START Excerpted passage

The company also said that it expects earnings from continuing operations for the current fiscal year, which ends on Sept. 30, to be at the top of its prior forecast range of $1.40 to $1.60 per share.

That good news pushed ArvinMeritor's NYSE-traded shares up $2.15, or 18.01%, to $14.09 - but while its bonds initially rose, they proved unable to hold the gains. A trader said the company's 8¾% notes due 2012 finished around 86.5 bid, 87 offered - actually down from the most recent trading levels in the 89 neighborhood.

He did see ArvinMeritor's 8 1/8% notes due 2015 at 81 bid, 81.5 offered. "Yeah, earlier in the day, the paper certainly was up about a point, but then the paper did trade off, so maybe it's unchanged to off a little bit. I wouldn't say the paper was just up."

However, another trader called the latter bonds up 2 points at 80 bid, 81 offered.

Auto bonds seen mixed

Elsewhere in the automotive realm, a trader saw General Motors Corp.'s 8 3/8% benchmark bonds due 2033 down a point at 52 bid, although another saw the bonds up ½ point at 54.5 bid, 55.5 offered.

A third trader called the bonds pretty much unchanged at 53.5 bid, 54.5 offered, and saw GM's 7.20% notes due 2011 also unchanged at 70 bid, 72 offered. GM's 7.70% notes due 2016 were up nearly 2 points on the day at just under 57 bid, but its 9.40% bonds due 2021 dropped 1½ points to 54.

A trader saw GM's 49% owned loan unit, GMAC LLC's 8% bonds due 2031 a point lower at 57, while another market source saw them ½ point better at 58.5 bid. However, another trader called those bonds unchanged at 58 bid, 60 offered. GMAC's 6 7/8% notes due 2012 were off a point at 63.5.

A trader saw GM domestic arch-rival Ford Motor Co.'s 7.45% bonds due 2031 better by ½ point at 52.5 bid, 53.5 offered. A second trader saw those bonds unchanged at 52.5 bid, 54.5 offered. Ford Motor Credit Co.'s 7% notes due 2013 were quoted down a point at 72.5.

Former Ford unit Visteon Corp.'s 7% notes due 2014 were at 50 bid, off slightly on the session.

Coal deal fuels no consolidation rise

The news of a $14 billion M&A event in the recently red-hot coal industry - Teck Cominco's agreement to acquire Fording Canadian Coal Trust - was greeted with nonchalance by sector investors.

END Excerpted passage
START Dataset entries

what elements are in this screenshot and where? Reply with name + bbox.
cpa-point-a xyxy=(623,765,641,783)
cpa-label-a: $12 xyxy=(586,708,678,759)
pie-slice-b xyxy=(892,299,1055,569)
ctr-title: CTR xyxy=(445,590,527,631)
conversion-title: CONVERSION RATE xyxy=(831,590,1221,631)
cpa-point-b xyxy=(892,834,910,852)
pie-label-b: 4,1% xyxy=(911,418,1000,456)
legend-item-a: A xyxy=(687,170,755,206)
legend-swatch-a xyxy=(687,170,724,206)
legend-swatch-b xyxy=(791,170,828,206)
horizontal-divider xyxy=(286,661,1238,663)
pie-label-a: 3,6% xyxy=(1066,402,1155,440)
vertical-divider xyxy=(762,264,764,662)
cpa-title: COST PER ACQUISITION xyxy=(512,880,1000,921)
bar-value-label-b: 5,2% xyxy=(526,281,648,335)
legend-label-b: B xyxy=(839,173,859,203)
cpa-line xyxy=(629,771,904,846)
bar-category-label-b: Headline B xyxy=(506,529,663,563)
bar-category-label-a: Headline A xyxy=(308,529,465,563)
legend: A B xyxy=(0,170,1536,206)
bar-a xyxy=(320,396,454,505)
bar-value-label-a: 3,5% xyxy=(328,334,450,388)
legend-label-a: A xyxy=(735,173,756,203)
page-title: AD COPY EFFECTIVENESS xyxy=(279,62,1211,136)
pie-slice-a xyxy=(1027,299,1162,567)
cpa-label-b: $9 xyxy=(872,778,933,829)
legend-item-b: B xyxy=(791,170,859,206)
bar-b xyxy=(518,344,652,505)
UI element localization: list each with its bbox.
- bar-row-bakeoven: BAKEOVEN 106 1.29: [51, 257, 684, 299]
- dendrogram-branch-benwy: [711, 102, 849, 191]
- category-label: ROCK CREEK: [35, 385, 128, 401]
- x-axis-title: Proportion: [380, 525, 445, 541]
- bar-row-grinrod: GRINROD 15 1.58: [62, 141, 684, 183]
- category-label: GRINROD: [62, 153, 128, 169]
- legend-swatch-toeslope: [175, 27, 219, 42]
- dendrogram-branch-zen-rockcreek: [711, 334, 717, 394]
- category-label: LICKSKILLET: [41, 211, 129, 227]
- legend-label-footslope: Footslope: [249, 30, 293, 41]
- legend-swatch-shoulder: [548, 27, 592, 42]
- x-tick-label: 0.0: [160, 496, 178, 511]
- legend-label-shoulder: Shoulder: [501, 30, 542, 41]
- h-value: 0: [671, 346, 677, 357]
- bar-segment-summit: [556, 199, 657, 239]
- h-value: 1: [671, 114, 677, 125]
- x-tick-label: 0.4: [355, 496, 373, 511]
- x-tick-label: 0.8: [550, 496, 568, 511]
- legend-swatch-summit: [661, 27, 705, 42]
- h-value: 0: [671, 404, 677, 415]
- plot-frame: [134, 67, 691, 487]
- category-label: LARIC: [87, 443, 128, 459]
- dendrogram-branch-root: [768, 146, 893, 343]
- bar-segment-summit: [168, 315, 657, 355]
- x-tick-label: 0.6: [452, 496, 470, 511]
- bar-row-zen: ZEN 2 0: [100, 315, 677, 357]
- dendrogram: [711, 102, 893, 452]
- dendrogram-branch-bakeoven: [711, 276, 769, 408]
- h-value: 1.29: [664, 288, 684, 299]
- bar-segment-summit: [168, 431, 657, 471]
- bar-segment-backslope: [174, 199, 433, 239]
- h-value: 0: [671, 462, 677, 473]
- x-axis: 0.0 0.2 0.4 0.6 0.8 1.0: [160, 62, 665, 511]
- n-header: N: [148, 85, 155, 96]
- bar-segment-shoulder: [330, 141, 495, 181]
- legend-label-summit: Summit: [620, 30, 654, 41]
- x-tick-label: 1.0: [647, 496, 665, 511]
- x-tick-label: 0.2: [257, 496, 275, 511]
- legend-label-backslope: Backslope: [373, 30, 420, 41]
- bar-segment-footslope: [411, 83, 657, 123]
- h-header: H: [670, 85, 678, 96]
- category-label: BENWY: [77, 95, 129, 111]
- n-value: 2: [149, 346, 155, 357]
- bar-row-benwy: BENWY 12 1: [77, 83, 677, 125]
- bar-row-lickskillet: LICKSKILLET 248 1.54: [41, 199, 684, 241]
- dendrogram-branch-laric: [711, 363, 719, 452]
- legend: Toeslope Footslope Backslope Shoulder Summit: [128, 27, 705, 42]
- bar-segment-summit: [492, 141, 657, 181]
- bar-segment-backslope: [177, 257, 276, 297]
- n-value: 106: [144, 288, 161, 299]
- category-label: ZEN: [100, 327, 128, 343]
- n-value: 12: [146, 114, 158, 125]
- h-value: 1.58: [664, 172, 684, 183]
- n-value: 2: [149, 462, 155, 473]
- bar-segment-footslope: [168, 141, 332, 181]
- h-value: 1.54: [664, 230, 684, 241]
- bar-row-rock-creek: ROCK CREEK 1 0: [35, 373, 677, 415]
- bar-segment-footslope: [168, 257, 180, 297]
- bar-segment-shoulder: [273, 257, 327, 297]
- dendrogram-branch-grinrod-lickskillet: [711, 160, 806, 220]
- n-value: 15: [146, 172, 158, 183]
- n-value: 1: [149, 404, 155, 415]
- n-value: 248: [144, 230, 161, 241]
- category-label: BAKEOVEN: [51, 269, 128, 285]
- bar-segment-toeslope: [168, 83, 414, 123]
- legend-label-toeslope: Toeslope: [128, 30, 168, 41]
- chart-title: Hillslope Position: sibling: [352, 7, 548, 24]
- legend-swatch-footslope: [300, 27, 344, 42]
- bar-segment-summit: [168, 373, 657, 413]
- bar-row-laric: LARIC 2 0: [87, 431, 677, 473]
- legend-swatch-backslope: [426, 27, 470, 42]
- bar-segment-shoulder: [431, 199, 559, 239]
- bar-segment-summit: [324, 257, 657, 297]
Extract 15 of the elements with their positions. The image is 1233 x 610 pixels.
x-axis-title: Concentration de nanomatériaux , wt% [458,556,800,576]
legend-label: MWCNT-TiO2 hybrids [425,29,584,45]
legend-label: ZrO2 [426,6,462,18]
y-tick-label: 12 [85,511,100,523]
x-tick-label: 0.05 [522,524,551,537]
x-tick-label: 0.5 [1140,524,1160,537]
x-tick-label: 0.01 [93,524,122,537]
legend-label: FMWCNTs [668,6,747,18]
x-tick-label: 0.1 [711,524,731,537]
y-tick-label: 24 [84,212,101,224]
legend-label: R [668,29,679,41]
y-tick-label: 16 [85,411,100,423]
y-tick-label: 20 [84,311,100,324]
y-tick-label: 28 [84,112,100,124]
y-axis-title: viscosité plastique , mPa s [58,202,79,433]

END Dataset entries

Problem 1:
Answer these from the bond market report:
(a) On what date does the company's current fiscal year end?
(b) How far did GM's 9.40% bonds due 2021 drop, and to what level?
(c) At what bid level were Visteon Corp.'s 7% notes due 2014?
Problem 2: Output the part of the bond market report starting with "Auto bonds seen" and going on through "points to 54.".
Problem 3: Pick up the bond market report from its last sentence and keep writing.

Exercise response 1:
(a) Sept. 30
(b) 1½ points, to 54
(c) 50 bid

Exercise response 2:
Auto bonds seen mixed

Elsewhere in the automotive realm, a trader saw General Motors Corp.'s 8 3/8% benchmark bonds due 2033 down a point at 52 bid, although another saw the bonds up ½ point at 54.5 bid, 55.5 offered.

A third trader called the bonds pretty much unchanged at 53.5 bid, 54.5 offered, and saw GM's 7.20% notes due 2011 also unchanged at 70 bid, 72 offered. GM's 7.70% notes due 2016 were up nearly 2 points on the day at just under 57 bid, but its 9.40% bonds due 2021 dropped 1½ points to 54.

Exercise response 3:
A trader noted that Massey Energy's 6 5/8% notes "have been straddling par" in a 99.75-100.25 context, while the Richmond, Va.-based company's 6 7/8% notes due 2013 have been "wrapped around 98."

Peabody Energy's 6 7/8% notes due 2013 have been at 101.5 bid, 102.25, while its 5 7/8% notes due 2016 have been "hanging in" around 94.5 bid, 95.5 offered.

"The whole sector has been doing well," he said. "I don't think that that news would have driven these bonds up," he added, explaining that even without new M&A developments, "the paper has been well-bid for."

While like in any sector, there may have been some profit-taking off recent gains, overall, he said "that sector has been strong. People have been talking about coal being at the top of its cycle - and they've been saying that now for six months to a year. We're still there."

He allowed that the Teck Cominco news perhaps strengthened some bonds in the sector by ¼ point, "but the paper's been well bid for prior to the news. All it does is put another, higher multiple on the sector."

XM seen up on tender for bonds'

Looking at another M&A -driven situation, a trader noted that XM Satellite Radio's 9¾% notes due 2014 had moved up to close at par, a 1/8 point gain from Monday, helped by the news that the Washington, D.C.-based satellite broadcaster - now half of the newly formed combination officially called Sirius XM Radio Inc. - will tender for those bonds at that level as part of its $3.5 billion acquisition by what used to be known as Sirius Satellite Radio. That transaction, approved last Friday night by the Federal Communications Commission, officially closed Tuesday with the formation of the newly combined company.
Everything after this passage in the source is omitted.